• [GIVEN PROBLEM] Your task is to give the listing below back word for word, pictures excluded.

==== DATASET EXTRACT ====

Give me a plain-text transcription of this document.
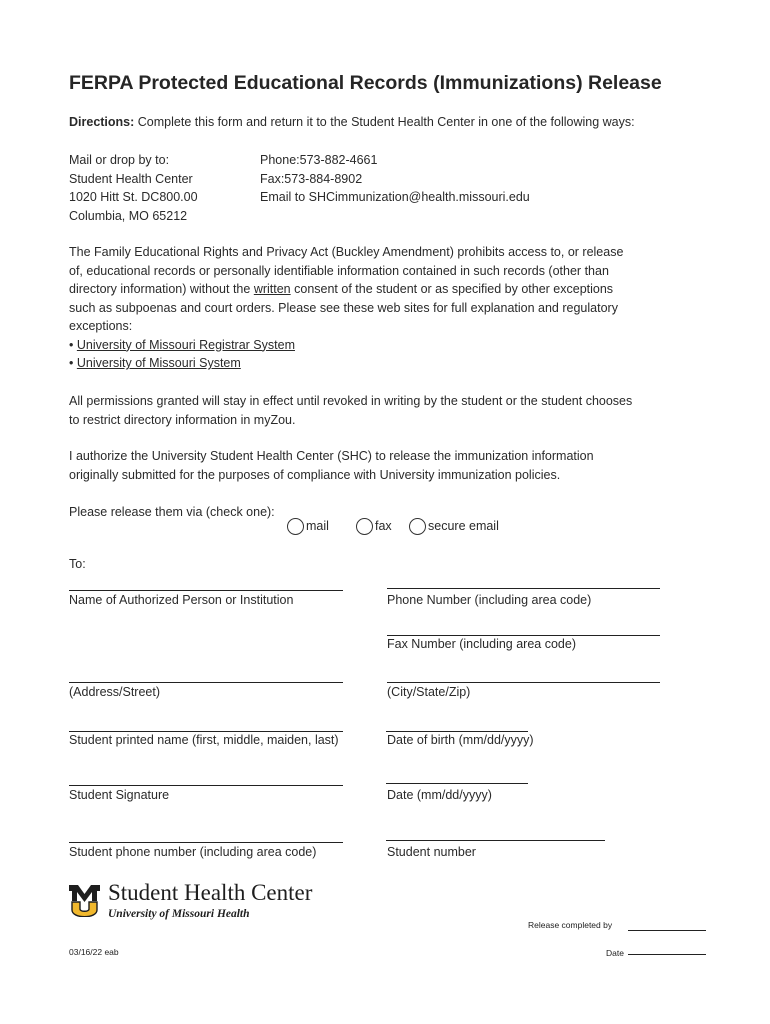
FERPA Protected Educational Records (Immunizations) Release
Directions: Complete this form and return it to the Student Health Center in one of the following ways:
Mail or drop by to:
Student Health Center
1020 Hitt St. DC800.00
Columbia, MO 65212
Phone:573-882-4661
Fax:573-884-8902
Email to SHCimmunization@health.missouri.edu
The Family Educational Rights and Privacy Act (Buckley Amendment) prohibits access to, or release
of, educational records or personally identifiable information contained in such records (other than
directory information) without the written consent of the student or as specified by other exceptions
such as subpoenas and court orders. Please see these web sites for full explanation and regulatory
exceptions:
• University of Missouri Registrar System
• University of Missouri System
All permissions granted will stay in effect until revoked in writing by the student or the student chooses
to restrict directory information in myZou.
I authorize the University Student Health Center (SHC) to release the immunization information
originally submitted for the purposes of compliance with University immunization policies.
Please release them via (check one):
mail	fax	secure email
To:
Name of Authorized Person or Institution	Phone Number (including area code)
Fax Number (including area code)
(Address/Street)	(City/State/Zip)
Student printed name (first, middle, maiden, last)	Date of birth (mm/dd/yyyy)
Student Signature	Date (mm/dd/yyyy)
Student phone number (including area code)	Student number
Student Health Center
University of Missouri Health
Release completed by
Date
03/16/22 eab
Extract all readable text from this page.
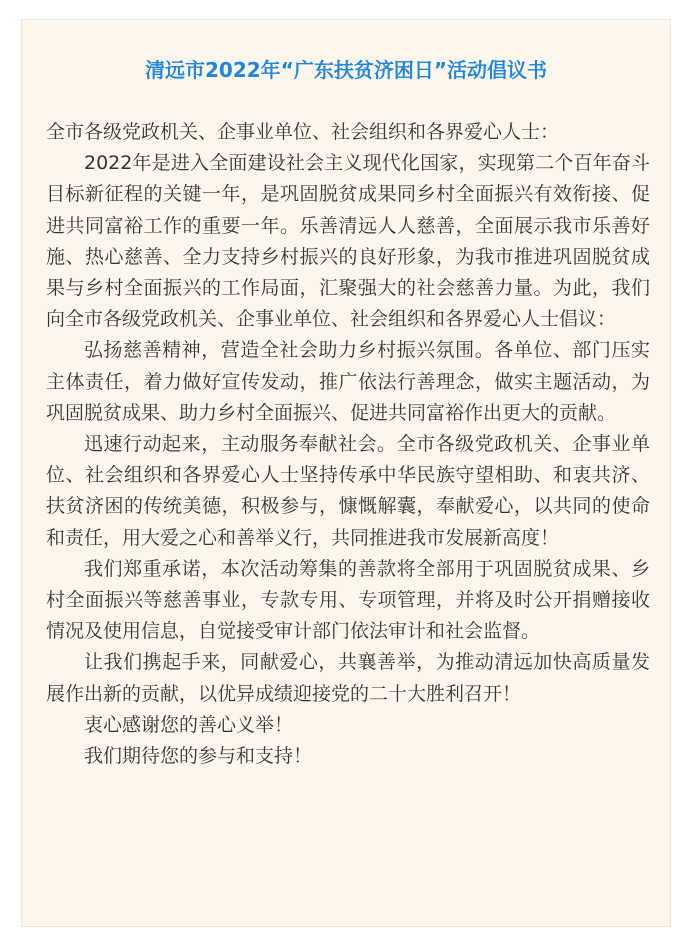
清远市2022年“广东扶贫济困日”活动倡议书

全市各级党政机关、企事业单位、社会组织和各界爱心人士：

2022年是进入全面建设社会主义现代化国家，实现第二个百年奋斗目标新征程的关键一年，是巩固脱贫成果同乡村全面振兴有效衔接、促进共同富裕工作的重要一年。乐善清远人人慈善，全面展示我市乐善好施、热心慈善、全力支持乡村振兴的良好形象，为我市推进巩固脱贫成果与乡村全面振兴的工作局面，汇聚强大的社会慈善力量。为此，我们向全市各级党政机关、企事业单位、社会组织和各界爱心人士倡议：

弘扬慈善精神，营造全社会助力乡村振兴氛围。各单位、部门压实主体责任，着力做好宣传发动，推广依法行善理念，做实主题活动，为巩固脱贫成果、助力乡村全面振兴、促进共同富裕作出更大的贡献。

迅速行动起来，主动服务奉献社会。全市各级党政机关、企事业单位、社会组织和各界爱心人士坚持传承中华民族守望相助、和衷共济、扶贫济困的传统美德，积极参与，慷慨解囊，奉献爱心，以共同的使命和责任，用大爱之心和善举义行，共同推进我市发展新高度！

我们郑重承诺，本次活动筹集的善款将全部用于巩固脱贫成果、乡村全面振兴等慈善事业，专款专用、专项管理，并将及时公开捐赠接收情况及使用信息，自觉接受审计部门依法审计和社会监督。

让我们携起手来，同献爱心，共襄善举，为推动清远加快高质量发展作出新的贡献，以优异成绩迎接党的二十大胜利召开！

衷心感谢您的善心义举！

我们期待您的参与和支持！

====

• [ANSWER TO THIS TASK]
Give me a plain-text transcription of this document.
FERPA Protected Educational Records (Immunizations) Release
Directions: Complete this form and return it to the Student Health Center in one of the following ways:
Mail or drop by to:
Student Health Center
1020 Hitt St. DC800.00
Columbia, MO 65212
Phone:573-882-4661
Fax:573-884-8902
Email to SHCimmunization@health.missouri.edu
The Family Educational Rights and Privacy Act (Buckley Amendment) prohibits access to, or release
of, educational records or personally identifiable information contained in such records (other than
directory information) without the written consent of the student or as specified by other exceptions
such as subpoenas and court orders. Please see these web sites for full explanation and regulatory
exceptions:
• University of Missouri Registrar System
• University of Missouri System
All permissions granted will stay in effect until revoked in writing by the student or the student chooses
to restrict directory information in myZou.
I authorize the University Student Health Center (SHC) to release the immunization information
originally submitted for the purposes of compliance with University immunization policies.
Please release them via (check one):
mail	fax	secure email
To:
Name of Authorized Person or Institution	Phone Number (including area code)
Fax Number (including area code)
(Address/Street)	(City/State/Zip)
Student printed name (first, middle, maiden, last)	Date of birth (mm/dd/yyyy)
Student Signature	Date (mm/dd/yyyy)
Student phone number (including area code)	Student number
Student Health Center
University of Missouri Health
Release completed by
Date
03/16/22 eab
Extract all readable text from this page.
清远市2022年“广东扶贫济困日”活动倡议书

全市各级党政机关、企事业单位、社会组织和各界爱心人士：

2022年是进入全面建设社会主义现代化国家，实现第二个百年奋斗目标新征程的关键一年，是巩固脱贫成果同乡村全面振兴有效衔接、促进共同富裕工作的重要一年。乐善清远人人慈善，全面展示我市乐善好施、热心慈善、全力支持乡村振兴的良好形象，为我市推进巩固脱贫成果与乡村全面振兴的工作局面，汇聚强大的社会慈善力量。为此，我们向全市各级党政机关、企事业单位、社会组织和各界爱心人士倡议：

弘扬慈善精神，营造全社会助力乡村振兴氛围。各单位、部门压实主体责任，着力做好宣传发动，推广依法行善理念，做实主题活动，为巩固脱贫成果、助力乡村全面振兴、促进共同富裕作出更大的贡献。

迅速行动起来，主动服务奉献社会。全市各级党政机关、企事业单位、社会组织和各界爱心人士坚持传承中华民族守望相助、和衷共济、扶贫济困的传统美德，积极参与，慷慨解囊，奉献爱心，以共同的使命和责任，用大爱之心和善举义行，共同推进我市发展新高度！

我们郑重承诺，本次活动筹集的善款将全部用于巩固脱贫成果、乡村全面振兴等慈善事业，专款专用、专项管理，并将及时公开捐赠接收情况及使用信息，自觉接受审计部门依法审计和社会监督。

让我们携起手来，同献爱心，共襄善举，为推动清远加快高质量发展作出新的贡献，以优异成绩迎接党的二十大胜利召开！

衷心感谢您的善心义举！

我们期待您的参与和支持！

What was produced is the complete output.